| Exercise aim |
Filter the listing and keep only the lines with the word "Wooden".

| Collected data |
________________________________________
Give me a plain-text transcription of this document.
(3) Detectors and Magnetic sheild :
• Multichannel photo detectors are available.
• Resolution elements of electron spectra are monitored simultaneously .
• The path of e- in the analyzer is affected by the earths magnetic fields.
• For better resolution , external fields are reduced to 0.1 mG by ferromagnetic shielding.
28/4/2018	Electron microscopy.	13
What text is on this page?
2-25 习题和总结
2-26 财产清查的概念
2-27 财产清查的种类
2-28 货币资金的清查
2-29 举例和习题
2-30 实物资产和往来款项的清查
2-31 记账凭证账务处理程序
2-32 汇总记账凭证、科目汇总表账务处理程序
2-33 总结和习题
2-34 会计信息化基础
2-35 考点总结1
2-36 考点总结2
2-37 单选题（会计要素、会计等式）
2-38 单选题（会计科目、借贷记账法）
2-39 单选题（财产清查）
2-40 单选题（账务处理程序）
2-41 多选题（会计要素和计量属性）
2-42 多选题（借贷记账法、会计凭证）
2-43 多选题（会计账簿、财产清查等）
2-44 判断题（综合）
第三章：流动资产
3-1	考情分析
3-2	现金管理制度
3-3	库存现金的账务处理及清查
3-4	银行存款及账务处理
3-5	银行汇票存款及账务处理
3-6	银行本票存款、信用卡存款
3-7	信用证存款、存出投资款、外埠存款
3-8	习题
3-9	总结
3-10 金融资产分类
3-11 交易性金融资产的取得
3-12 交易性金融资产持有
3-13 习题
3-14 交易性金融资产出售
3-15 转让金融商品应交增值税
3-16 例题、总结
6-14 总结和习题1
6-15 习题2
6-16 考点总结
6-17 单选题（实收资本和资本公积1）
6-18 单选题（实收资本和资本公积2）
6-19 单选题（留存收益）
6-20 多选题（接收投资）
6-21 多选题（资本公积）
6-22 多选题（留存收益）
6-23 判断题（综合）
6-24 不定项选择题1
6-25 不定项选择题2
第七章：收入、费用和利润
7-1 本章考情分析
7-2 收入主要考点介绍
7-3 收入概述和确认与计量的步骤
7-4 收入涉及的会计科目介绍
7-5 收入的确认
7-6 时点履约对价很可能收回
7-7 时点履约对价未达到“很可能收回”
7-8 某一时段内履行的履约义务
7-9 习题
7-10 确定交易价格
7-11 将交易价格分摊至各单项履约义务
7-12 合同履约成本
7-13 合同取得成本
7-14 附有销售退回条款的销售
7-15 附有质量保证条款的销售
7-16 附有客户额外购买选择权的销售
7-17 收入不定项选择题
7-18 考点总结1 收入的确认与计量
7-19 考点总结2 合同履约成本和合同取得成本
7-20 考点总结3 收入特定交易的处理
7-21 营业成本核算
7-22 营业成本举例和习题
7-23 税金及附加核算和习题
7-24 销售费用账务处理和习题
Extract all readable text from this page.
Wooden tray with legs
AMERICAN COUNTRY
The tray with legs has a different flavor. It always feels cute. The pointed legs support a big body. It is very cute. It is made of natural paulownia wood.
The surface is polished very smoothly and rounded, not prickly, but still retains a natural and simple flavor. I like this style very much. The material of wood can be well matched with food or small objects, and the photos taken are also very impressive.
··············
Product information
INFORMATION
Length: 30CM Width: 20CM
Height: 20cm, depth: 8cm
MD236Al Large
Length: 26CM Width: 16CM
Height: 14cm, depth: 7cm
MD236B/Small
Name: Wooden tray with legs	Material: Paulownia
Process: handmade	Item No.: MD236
________________________________________
| Task response |
Wooden tray with legs
Name: Wooden tray with legs	Material: Paulownia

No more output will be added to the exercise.